### Some records

○ ○ ○

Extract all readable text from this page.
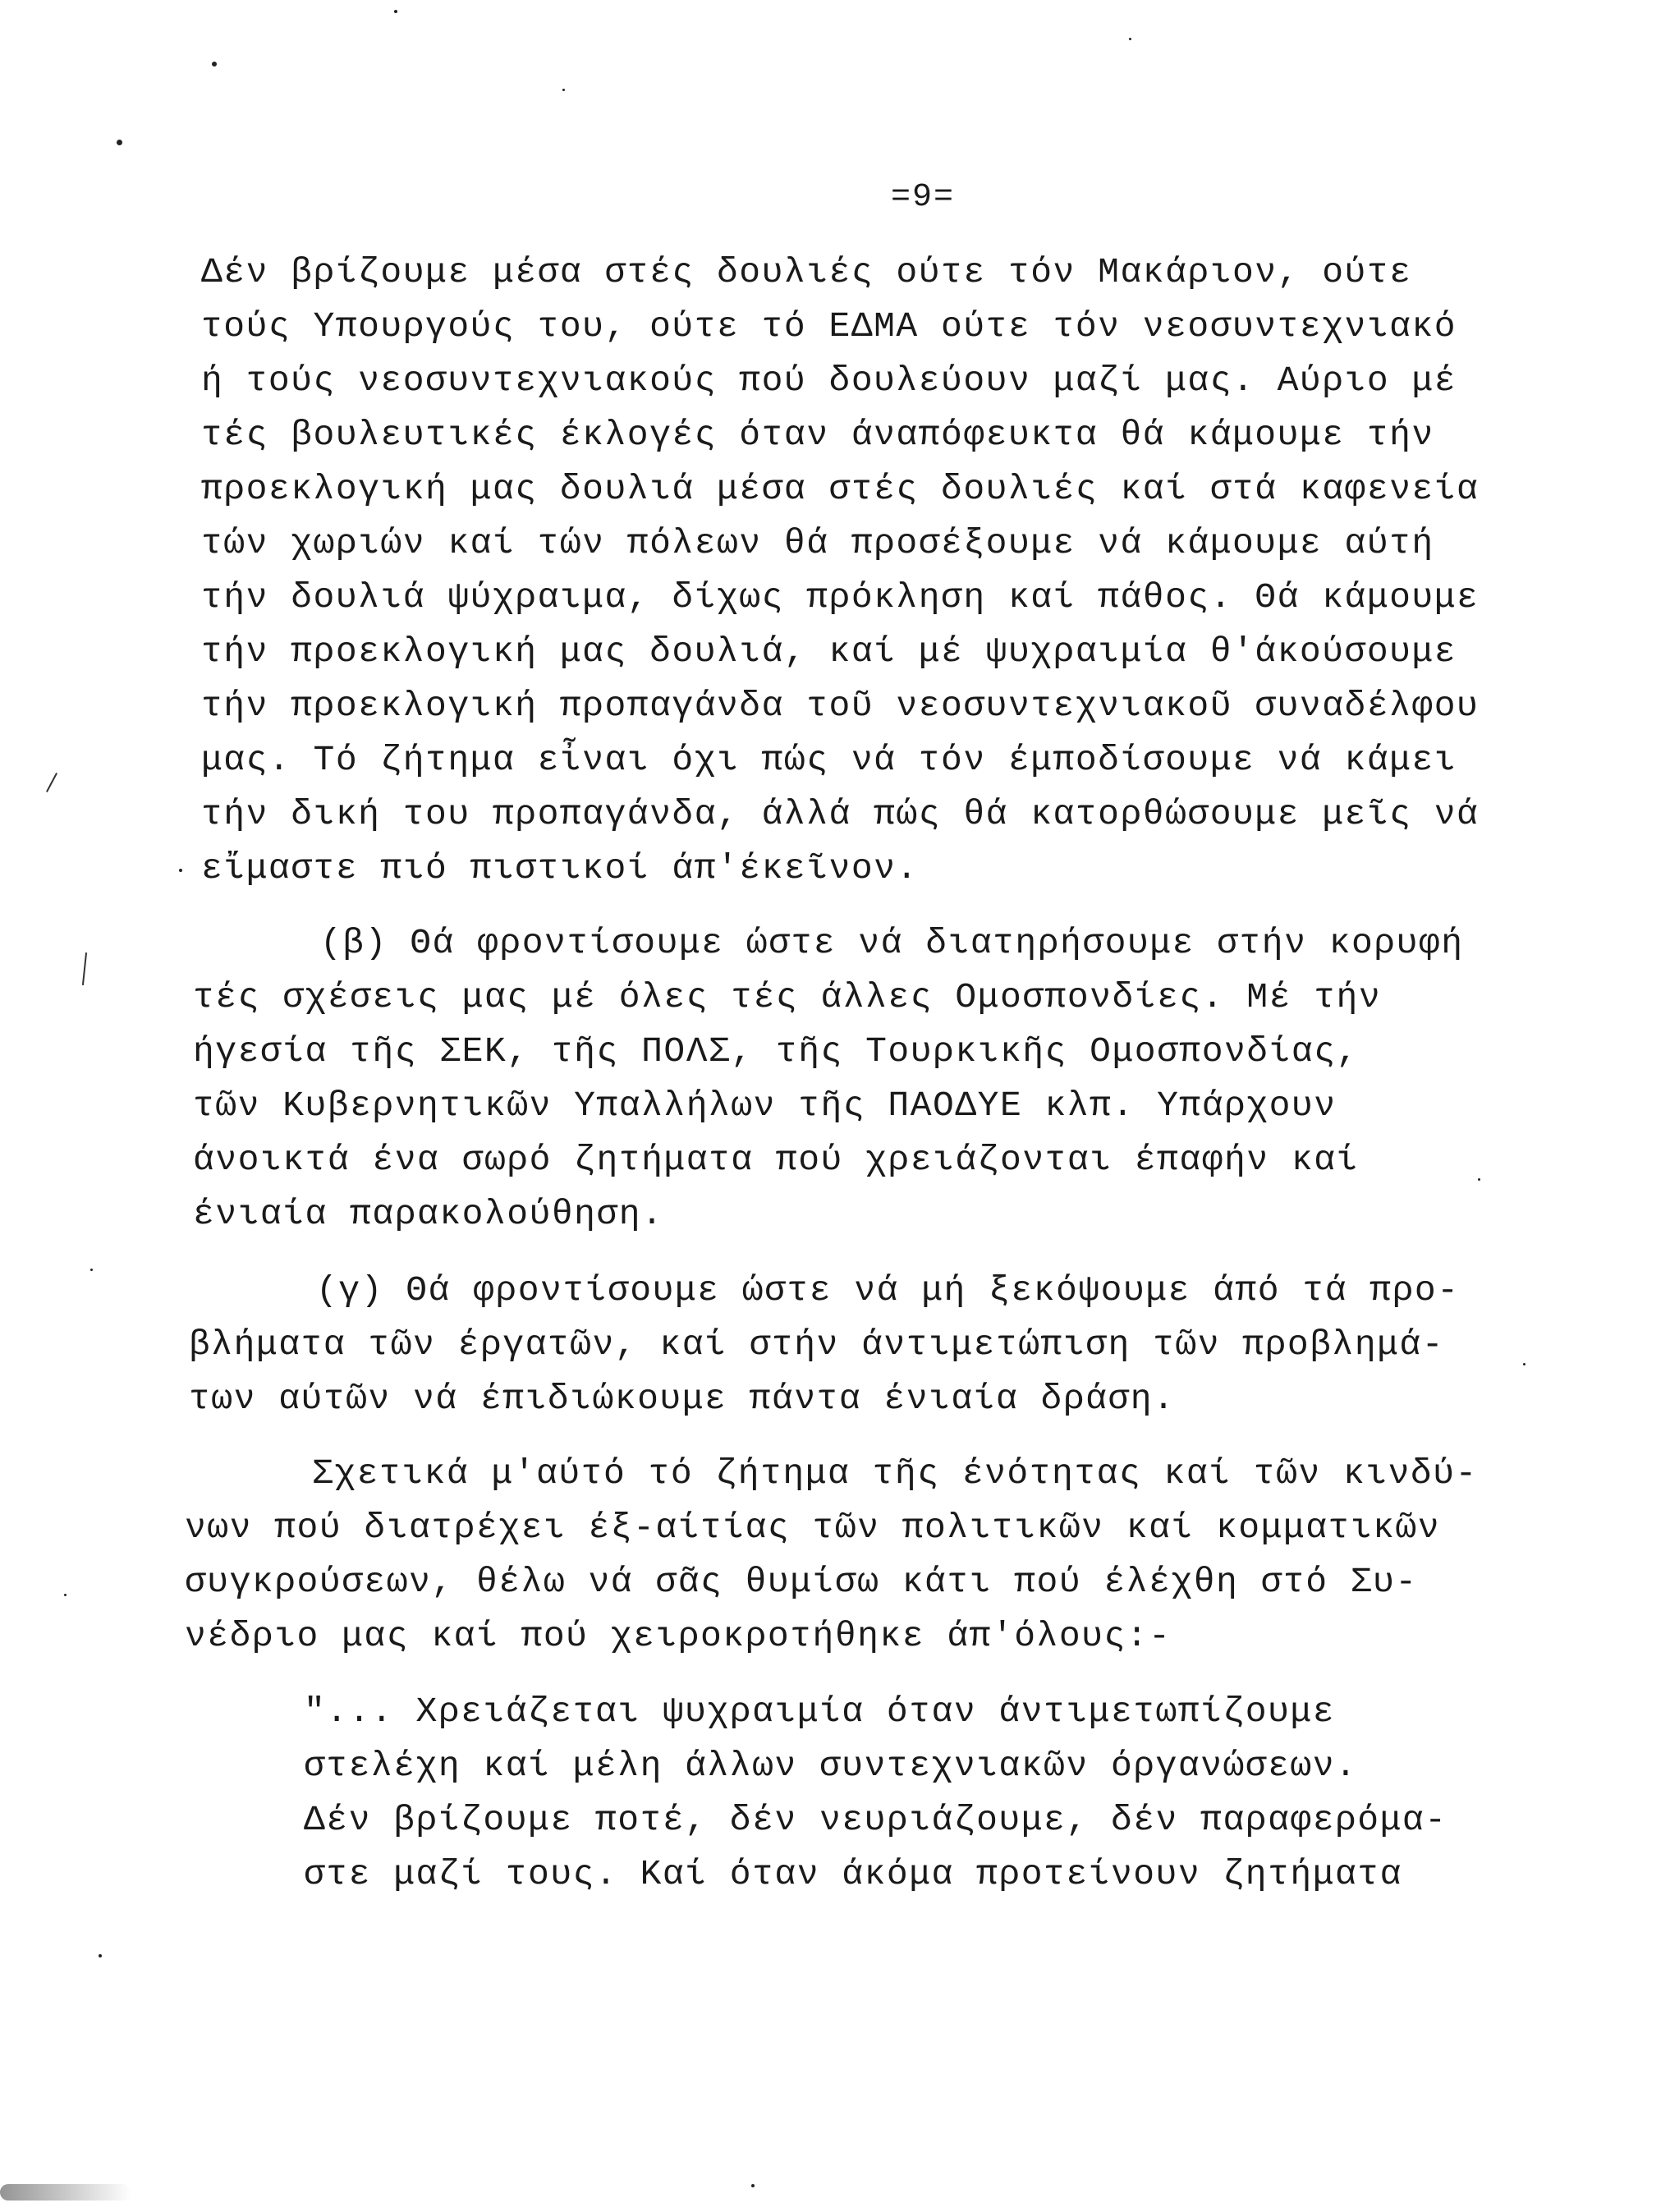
=9=
Δέν βρίζουμε μέσα στές δουλιές ούτε τόν Μακάριον, ούτε
τούς Υπουργούς του, ούτε τό ΕΔΜΑ ούτε τόν νεοσυντεχνιακό
ή τούς νεοσυντεχνιακούς πού δουλεύουν μαζί μας. Αύριο μέ
τές βουλευτικές έκλογές όταν άναπόφευκτα θά κάμουμε τήν
προεκλογική μας δουλιά μέσα στές δουλιές καί στά καφενεία
τών χωριών καί τών πόλεων θά προσέξουμε νά κάμουμε αύτή
τήν δουλιά ψύχραιμα, δίχως πρόκληση καί πάθος. Θά κάμουμε
τήν προεκλογική μας δουλιά, καί μέ ψυχραιμία θ'άκούσουμε
τήν προεκλογική προπαγάνδα τοῦ νεοσυντεχνιακοῦ συναδέλφου
μας. Τό ζήτημα εἶναι όχι πώς νά τόν έμποδίσουμε νά κάμει
τήν δική του προπαγάνδα, άλλά πώς θά κατορθώσουμε μεῖς νά
εἴμαστε πιό πιστικοί άπ'έκεῖνον.
(β) Θά φροντίσουμε ώστε νά διατηρήσουμε στήν κορυφή
τές σχέσεις μας μέ όλες τές άλλες Ομοσπονδίες. Μέ τήν
ήγεσία τῆς ΣΕΚ, τῆς ΠΟΛΣ, τῆς Τουρκικῆς Ομοσπονδίας,
τῶν Κυβερνητικῶν Υπαλλήλων τῆς ΠΑΟΔΥΕ κλπ. Υπάρχουν
άνοικτά ένα σωρό ζητήματα πού χρειάζονται έπαφήν καί
ένιαία παρακολούθηση.
(γ) Θά φροντίσουμε ώστε νά μή ξεκόψουμε άπό τά προ-
βλήματα τῶν έργατῶν, καί στήν άντιμετώπιση τῶν προβλημά-
των αύτῶν νά έπιδιώκουμε πάντα ένιαία δράση.
Σχετικά μ'αύτό τό ζήτημα τῆς ένότητας καί τῶν κινδύ-
νων πού διατρέχει έξ-αίτίας τῶν πολιτικῶν καί κομματικῶν
συγκρούσεων, θέλω νά σᾶς θυμίσω κάτι πού έλέχθη στό Συ-
νέδριο μας καί πού χειροκροτήθηκε άπ'όλους:-
"... Χρειάζεται ψυχραιμία όταν άντιμετωπίζουμε
στελέχη καί μέλη άλλων συντεχνιακῶν όργανώσεων.
Δέν βρίζουμε ποτέ, δέν νευριάζουμε, δέν παραφερόμα-
στε μαζί τους. Καί όταν άκόμα προτείνουν ζητήματα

○ ○ ○

### Stated exercise
Retype the records exactly. Any image in them should not appear in what you write.

### The reply
Extract all readable text from this page.
=9=
Δέν βρίζουμε μέσα στές δουλιές ούτε τόν Μακάριον, ούτε
τούς Υπουργούς του, ούτε τό ΕΔΜΑ ούτε τόν νεοσυντεχνιακό
ή τούς νεοσυντεχνιακούς πού δουλεύουν μαζί μας. Αύριο μέ
τές βουλευτικές έκλογές όταν άναπόφευκτα θά κάμουμε τήν
προεκλογική μας δουλιά μέσα στές δουλιές καί στά καφενεία
τών χωριών καί τών πόλεων θά προσέξουμε νά κάμουμε αύτή
τήν δουλιά ψύχραιμα, δίχως πρόκληση καί πάθος. Θά κάμουμε
τήν προεκλογική μας δουλιά, καί μέ ψυχραιμία θ'άκούσουμε
τήν προεκλογική προπαγάνδα τοῦ νεοσυντεχνιακοῦ συναδέλφου
μας. Τό ζήτημα εἶναι όχι πώς νά τόν έμποδίσουμε νά κάμει
τήν δική του προπαγάνδα, άλλά πώς θά κατορθώσουμε μεῖς νά
εἴμαστε πιό πιστικοί άπ'έκεῖνον.
(β) Θά φροντίσουμε ώστε νά διατηρήσουμε στήν κορυφή
τές σχέσεις μας μέ όλες τές άλλες Ομοσπονδίες. Μέ τήν
ήγεσία τῆς ΣΕΚ, τῆς ΠΟΛΣ, τῆς Τουρκικῆς Ομοσπονδίας,
τῶν Κυβερνητικῶν Υπαλλήλων τῆς ΠΑΟΔΥΕ κλπ. Υπάρχουν
άνοικτά ένα σωρό ζητήματα πού χρειάζονται έπαφήν καί
ένιαία παρακολούθηση.
(γ) Θά φροντίσουμε ώστε νά μή ξεκόψουμε άπό τά προ-
βλήματα τῶν έργατῶν, καί στήν άντιμετώπιση τῶν προβλημά-
των αύτῶν νά έπιδιώκουμε πάντα ένιαία δράση.
Σχετικά μ'αύτό τό ζήτημα τῆς ένότητας καί τῶν κινδύ-
νων πού διατρέχει έξ-αίτίας τῶν πολιτικῶν καί κομματικῶν
συγκρούσεων, θέλω νά σᾶς θυμίσω κάτι πού έλέχθη στό Συ-
νέδριο μας καί πού χειροκροτήθηκε άπ'όλους:-
"... Χρειάζεται ψυχραιμία όταν άντιμετωπίζουμε
στελέχη καί μέλη άλλων συντεχνιακῶν όργανώσεων.
Δέν βρίζουμε ποτέ, δέν νευριάζουμε, δέν παραφερόμα-
στε μαζί τους. Καί όταν άκόμα προτείνουν ζητήματα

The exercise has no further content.